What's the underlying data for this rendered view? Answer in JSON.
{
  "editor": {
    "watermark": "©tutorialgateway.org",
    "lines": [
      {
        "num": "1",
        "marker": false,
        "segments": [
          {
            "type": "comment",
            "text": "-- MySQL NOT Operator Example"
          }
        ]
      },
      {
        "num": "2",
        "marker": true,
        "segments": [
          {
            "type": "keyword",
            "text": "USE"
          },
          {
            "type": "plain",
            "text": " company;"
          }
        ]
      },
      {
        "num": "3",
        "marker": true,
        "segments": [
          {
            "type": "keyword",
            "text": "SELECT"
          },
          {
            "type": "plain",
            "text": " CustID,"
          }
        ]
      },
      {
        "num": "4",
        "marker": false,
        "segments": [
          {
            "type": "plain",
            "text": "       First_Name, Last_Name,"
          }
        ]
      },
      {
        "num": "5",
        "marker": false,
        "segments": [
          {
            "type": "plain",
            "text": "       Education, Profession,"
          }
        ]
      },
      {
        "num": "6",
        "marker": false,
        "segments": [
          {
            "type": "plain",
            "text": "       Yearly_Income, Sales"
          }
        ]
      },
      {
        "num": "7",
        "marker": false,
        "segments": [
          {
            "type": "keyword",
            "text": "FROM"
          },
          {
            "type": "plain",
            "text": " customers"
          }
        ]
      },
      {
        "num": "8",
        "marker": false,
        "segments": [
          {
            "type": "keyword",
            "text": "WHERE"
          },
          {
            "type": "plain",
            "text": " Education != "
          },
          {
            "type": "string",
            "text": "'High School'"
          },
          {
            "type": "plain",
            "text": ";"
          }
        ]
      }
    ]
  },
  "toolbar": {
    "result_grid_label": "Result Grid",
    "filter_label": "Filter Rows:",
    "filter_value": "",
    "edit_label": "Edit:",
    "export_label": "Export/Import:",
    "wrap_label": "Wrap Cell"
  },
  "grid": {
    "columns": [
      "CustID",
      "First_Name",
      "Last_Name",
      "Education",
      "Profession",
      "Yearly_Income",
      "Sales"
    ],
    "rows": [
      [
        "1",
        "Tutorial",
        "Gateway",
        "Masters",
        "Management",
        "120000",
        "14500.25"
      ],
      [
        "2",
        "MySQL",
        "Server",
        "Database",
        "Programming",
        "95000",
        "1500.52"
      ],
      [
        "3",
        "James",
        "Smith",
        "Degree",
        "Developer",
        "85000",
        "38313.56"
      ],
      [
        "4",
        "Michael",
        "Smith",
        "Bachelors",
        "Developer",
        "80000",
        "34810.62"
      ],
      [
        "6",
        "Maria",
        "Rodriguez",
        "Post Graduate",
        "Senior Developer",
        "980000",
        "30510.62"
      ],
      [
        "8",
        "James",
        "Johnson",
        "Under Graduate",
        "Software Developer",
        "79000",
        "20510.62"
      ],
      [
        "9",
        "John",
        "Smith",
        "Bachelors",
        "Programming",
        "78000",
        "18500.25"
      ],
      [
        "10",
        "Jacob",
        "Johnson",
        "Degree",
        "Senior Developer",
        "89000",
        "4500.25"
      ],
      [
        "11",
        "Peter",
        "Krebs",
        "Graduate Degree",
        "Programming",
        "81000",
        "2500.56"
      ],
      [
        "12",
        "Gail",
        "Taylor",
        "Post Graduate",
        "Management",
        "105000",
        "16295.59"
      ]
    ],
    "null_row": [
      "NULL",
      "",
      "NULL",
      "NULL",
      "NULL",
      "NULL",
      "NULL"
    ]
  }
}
__________________________________________________
#### Direction:
Reproduce the entries above in full, verbatim.

#### Task solution:
What's the underlying data for this rendered view? Answer in JSON.
{
  "editor": {
    "watermark": "©tutorialgateway.org",
    "lines": [
      {
        "num": "1",
        "marker": false,
        "segments": [
          {
            "type": "comment",
            "text": "-- MySQL NOT Operator Example"
          }
        ]
      },
      {
        "num": "2",
        "marker": true,
        "segments": [
          {
            "type": "keyword",
            "text": "USE"
          },
          {
            "type": "plain",
            "text": " company;"
          }
        ]
      },
      {
        "num": "3",
        "marker": true,
        "segments": [
          {
            "type": "keyword",
            "text": "SELECT"
          },
          {
            "type": "plain",
            "text": " CustID,"
          }
        ]
      },
      {
        "num": "4",
        "marker": false,
        "segments": [
          {
            "type": "plain",
            "text": "       First_Name, Last_Name,"
          }
        ]
      },
      {
        "num": "5",
        "marker": false,
        "segments": [
          {
            "type": "plain",
            "text": "       Education, Profession,"
          }
        ]
      },
      {
        "num": "6",
        "marker": false,
        "segments": [
          {
            "type": "plain",
            "text": "       Yearly_Income, Sales"
          }
        ]
      },
      {
        "num": "7",
        "marker": false,
        "segments": [
          {
            "type": "keyword",
            "text": "FROM"
          },
          {
            "type": "plain",
            "text": " customers"
          }
        ]
      },
      {
        "num": "8",
        "marker": false,
        "segments": [
          {
            "type": "keyword",
            "text": "WHERE"
          },
          {
            "type": "plain",
            "text": " Education != "
          },
          {
            "type": "string",
            "text": "'High School'"
          },
          {
            "type": "plain",
            "text": ";"
          }
        ]
      }
    ]
  },
  "toolbar": {
    "result_grid_label": "Result Grid",
    "filter_label": "Filter Rows:",
    "filter_value": "",
    "edit_label": "Edit:",
    "export_label": "Export/Import:",
    "wrap_label": "Wrap Cell"
  },
  "grid": {
    "columns": [
      "CustID",
      "First_Name",
      "Last_Name",
      "Education",
      "Profession",
      "Yearly_Income",
      "Sales"
    ],
    "rows": [
      [
        "1",
        "Tutorial",
        "Gateway",
        "Masters",
        "Management",
        "120000",
        "14500.25"
      ],
      [
        "2",
        "MySQL",
        "Server",
        "Database",
        "Programming",
        "95000",
        "1500.52"
      ],
      [
        "3",
        "James",
        "Smith",
        "Degree",
        "Developer",
        "85000",
        "38313.56"
      ],
      [
        "4",
        "Michael",
        "Smith",
        "Bachelors",
        "Developer",
        "80000",
        "34810.62"
      ],
      [
        "6",
        "Maria",
        "Rodriguez",
        "Post Graduate",
        "Senior Developer",
        "980000",
        "30510.62"
      ],
      [
        "8",
        "James",
        "Johnson",
        "Under Graduate",
        "Software Developer",
        "79000",
        "20510.62"
      ],
      [
        "9",
        "John",
        "Smith",
        "Bachelors",
        "Programming",
        "78000",
        "18500.25"
      ],
      [
        "10",
        "Jacob",
        "Johnson",
        "Degree",
        "Senior Developer",
        "89000",
        "4500.25"
      ],
      [
        "11",
        "Peter",
        "Krebs",
        "Graduate Degree",
        "Programming",
        "81000",
        "2500.56"
      ],
      [
        "12",
        "Gail",
        "Taylor",
        "Post Graduate",
        "Management",
        "105000",
        "16295.59"
      ]
    ],
    "null_row": [
      "NULL",
      "",
      "NULL",
      "NULL",
      "NULL",
      "NULL",
      "NULL"
    ]
  }
}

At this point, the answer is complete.